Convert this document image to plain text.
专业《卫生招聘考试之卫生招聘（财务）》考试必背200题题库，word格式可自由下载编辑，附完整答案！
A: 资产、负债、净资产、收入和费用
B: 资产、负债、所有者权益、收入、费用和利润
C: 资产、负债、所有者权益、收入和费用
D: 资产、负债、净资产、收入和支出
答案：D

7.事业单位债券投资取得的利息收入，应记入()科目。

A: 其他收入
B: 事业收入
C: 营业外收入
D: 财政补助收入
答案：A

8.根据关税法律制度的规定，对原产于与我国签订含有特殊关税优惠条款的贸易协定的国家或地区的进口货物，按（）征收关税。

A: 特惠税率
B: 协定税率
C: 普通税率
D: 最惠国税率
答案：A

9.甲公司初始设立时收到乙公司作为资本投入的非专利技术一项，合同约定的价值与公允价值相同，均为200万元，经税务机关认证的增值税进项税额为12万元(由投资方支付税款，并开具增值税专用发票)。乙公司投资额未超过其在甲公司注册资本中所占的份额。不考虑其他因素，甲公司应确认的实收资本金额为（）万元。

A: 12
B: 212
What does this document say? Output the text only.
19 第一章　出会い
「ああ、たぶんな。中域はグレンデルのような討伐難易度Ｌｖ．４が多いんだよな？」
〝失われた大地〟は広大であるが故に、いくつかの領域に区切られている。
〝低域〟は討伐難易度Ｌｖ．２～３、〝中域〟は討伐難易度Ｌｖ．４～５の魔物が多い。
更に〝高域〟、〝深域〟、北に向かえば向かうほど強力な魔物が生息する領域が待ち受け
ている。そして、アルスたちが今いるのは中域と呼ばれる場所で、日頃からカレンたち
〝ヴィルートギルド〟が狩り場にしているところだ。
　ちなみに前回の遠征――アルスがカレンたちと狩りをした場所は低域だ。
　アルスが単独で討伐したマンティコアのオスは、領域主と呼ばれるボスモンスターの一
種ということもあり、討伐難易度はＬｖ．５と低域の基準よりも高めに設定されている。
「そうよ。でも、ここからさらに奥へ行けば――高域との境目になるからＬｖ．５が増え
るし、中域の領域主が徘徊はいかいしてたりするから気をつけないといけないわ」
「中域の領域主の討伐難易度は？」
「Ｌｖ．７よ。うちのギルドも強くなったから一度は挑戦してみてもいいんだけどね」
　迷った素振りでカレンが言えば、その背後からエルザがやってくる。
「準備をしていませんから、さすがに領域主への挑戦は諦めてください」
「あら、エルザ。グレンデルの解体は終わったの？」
● ● ● ● ● ● ●
■ What is expected:
Extract every line above containing the word "this".

■ The output:
Convert this document image to plain text.
What does this document say? Output the text only.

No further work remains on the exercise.